▶ What the task asks
Your task is to print all of the material verbatim.

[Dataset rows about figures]
________________________

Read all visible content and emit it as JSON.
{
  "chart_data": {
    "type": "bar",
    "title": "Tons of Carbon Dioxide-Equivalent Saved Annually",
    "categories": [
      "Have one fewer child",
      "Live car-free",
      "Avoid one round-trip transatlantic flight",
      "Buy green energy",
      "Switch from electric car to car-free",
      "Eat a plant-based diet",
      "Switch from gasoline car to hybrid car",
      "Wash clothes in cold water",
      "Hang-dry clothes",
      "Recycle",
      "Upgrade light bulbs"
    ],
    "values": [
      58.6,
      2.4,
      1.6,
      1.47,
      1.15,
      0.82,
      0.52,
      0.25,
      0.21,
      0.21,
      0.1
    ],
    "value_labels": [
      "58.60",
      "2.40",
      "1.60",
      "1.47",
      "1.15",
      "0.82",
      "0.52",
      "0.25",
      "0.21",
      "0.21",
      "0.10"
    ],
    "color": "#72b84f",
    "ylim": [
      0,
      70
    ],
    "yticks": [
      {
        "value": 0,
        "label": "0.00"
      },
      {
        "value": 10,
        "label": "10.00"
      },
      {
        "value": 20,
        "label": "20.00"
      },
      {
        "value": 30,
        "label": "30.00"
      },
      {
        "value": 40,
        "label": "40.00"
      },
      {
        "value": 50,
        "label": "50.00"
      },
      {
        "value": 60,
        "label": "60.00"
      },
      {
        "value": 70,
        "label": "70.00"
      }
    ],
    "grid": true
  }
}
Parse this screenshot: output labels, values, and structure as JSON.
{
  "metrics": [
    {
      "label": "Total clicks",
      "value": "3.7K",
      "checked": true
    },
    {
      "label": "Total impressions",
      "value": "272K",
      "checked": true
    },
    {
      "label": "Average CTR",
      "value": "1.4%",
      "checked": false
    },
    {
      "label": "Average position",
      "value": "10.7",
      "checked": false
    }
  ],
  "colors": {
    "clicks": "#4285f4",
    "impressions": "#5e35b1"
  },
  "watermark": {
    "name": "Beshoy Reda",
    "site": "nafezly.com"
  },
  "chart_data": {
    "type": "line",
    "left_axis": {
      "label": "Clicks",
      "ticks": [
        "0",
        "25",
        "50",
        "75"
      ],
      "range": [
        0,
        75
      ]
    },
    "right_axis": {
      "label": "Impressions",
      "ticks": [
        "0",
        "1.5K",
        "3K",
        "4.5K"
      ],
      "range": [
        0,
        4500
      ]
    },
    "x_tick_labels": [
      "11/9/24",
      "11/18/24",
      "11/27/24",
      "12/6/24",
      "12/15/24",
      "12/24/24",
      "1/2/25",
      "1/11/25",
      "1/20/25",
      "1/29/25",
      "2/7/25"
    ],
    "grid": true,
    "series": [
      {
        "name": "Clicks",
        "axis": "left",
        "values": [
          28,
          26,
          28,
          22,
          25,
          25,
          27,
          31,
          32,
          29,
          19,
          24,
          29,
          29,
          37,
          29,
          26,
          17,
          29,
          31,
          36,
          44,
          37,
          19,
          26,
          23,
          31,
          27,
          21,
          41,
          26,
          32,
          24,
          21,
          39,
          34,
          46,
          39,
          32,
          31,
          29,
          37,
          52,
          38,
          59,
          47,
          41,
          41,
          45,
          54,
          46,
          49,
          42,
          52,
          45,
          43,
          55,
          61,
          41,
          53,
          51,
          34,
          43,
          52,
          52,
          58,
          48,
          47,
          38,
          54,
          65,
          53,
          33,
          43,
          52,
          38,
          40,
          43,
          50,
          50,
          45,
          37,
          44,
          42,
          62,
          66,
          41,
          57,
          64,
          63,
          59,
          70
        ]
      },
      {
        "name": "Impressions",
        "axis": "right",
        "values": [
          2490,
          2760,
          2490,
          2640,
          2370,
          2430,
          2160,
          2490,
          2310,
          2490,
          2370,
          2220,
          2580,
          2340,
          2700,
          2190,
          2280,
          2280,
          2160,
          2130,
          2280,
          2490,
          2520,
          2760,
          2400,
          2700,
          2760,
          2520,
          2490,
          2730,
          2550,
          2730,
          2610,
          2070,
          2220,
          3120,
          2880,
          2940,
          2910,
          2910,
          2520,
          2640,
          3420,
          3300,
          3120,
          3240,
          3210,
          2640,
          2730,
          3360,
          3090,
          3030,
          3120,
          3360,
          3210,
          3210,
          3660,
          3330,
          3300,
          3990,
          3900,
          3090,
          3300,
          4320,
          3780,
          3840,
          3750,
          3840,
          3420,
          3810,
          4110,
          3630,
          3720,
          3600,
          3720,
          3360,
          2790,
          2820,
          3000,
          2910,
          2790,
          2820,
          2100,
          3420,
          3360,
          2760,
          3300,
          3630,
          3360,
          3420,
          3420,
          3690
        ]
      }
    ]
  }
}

________________________

▶ Task output
Read all visible content and emit it as JSON.
{
  "chart_data": {
    "type": "bar",
    "title": "Tons of Carbon Dioxide-Equivalent Saved Annually",
    "categories": [
      "Have one fewer child",
      "Live car-free",
      "Avoid one round-trip transatlantic flight",
      "Buy green energy",
      "Switch from electric car to car-free",
      "Eat a plant-based diet",
      "Switch from gasoline car to hybrid car",
      "Wash clothes in cold water",
      "Hang-dry clothes",
      "Recycle",
      "Upgrade light bulbs"
    ],
    "values": [
      58.6,
      2.4,
      1.6,
      1.47,
      1.15,
      0.82,
      0.52,
      0.25,
      0.21,
      0.21,
      0.1
    ],
    "value_labels": [
      "58.60",
      "2.40",
      "1.60",
      "1.47",
      "1.15",
      "0.82",
      "0.52",
      "0.25",
      "0.21",
      "0.21",
      "0.10"
    ],
    "color": "#72b84f",
    "ylim": [
      0,
      70
    ],
    "yticks": [
      {
        "value": 0,
        "label": "0.00"
      },
      {
        "value": 10,
        "label": "10.00"
      },
      {
        "value": 20,
        "label": "20.00"
      },
      {
        "value": 30,
        "label": "30.00"
      },
      {
        "value": 40,
        "label": "40.00"
      },
      {
        "value": 50,
        "label": "50.00"
      },
      {
        "value": 60,
        "label": "60.00"
      },
      {
        "value": 70,
        "label": "70.00"
      }
    ],
    "grid": true
  }
}
Parse this screenshot: output labels, values, and structure as JSON.
{
  "metrics": [
    {
      "label": "Total clicks",
      "value": "3.7K",
      "checked": true
    },
    {
      "label": "Total impressions",
      "value": "272K",
      "checked": true
    },
    {
      "label": "Average CTR",
      "value": "1.4%",
      "checked": false
    },
    {
      "label": "Average position",
      "value": "10.7",
      "checked": false
    }
  ],
  "colors": {
    "clicks": "#4285f4",
    "impressions": "#5e35b1"
  },
  "watermark": {
    "name": "Beshoy Reda",
    "site": "nafezly.com"
  },
  "chart_data": {
    "type": "line",
    "left_axis": {
      "label": "Clicks",
      "ticks": [
        "0",
        "25",
        "50",
        "75"
      ],
      "range": [
        0,
        75
      ]
    },
    "right_axis": {
      "label": "Impressions",
      "ticks": [
        "0",
        "1.5K",
        "3K",
        "4.5K"
      ],
      "range": [
        0,
        4500
      ]
    },
    "x_tick_labels": [
      "11/9/24",
      "11/18/24",
      "11/27/24",
      "12/6/24",
      "12/15/24",
      "12/24/24",
      "1/2/25",
      "1/11/25",
      "1/20/25",
      "1/29/25",
      "2/7/25"
    ],
    "grid": true,
    "series": [
      {
        "name": "Clicks",
        "axis": "left",
        "values": [
          28,
          26,
          28,
          22,
          25,
          25,
          27,
          31,
          32,
          29,
          19,
          24,
          29,
          29,
          37,
          29,
          26,
          17,
          29,
          31,
          36,
          44,
          37,
          19,
          26,
          23,
          31,
          27,
          21,
          41,
          26,
          32,
          24,
          21,
          39,
          34,
          46,
          39,
          32,
          31,
          29,
          37,
          52,
          38,
          59,
          47,
          41,
          41,
          45,
          54,
          46,
          49,
          42,
          52,
          45,
          43,
          55,
          61,
          41,
          53,
          51,
          34,
          43,
          52,
          52,
          58,
          48,
          47,
          38,
          54,
          65,
          53,
          33,
          43,
          52,
          38,
          40,
          43,
          50,
          50,
          45,
          37,
          44,
          42,
          62,
          66,
          41,
          57,
          64,
          63,
          59,
          70
        ]
      },
      {
        "name": "Impressions",
        "axis": "right",
        "values": [
          2490,
          2760,
          2490,
          2640,
          2370,
          2430,
          2160,
          2490,
          2310,
          2490,
          2370,
          2220,
          2580,
          2340,
          2700,
          2190,
          2280,
          2280,
          2160,
          2130,
          2280,
          2490,
          2520,
          2760,
          2400,
          2700,
          2760,
          2520,
          2490,
          2730,
          2550,
          2730,
          2610,
          2070,
          2220,
          3120,
          2880,
          2940,
          2910,
          2910,
          2520,
          2640,
          3420,
          3300,
          3120,
          3240,
          3210,
          2640,
          2730,
          3360,
          3090,
          3030,
          3120,
          3360,
          3210,
          3210,
          3660,
          3330,
          3300,
          3990,
          3900,
          3090,
          3300,
          4320,
          3780,
          3840,
          3750,
          3840,
          3420,
          3810,
          4110,
          3630,
          3720,
          3600,
          3720,
          3360,
          2790,
          2820,
          3000,
          2910,
          2790,
          2820,
          2100,
          3420,
          3360,
          2760,
          3300,
          3630,
          3360,
          3420,
          3420,
          3690
        ]
      }
    ]
  }
}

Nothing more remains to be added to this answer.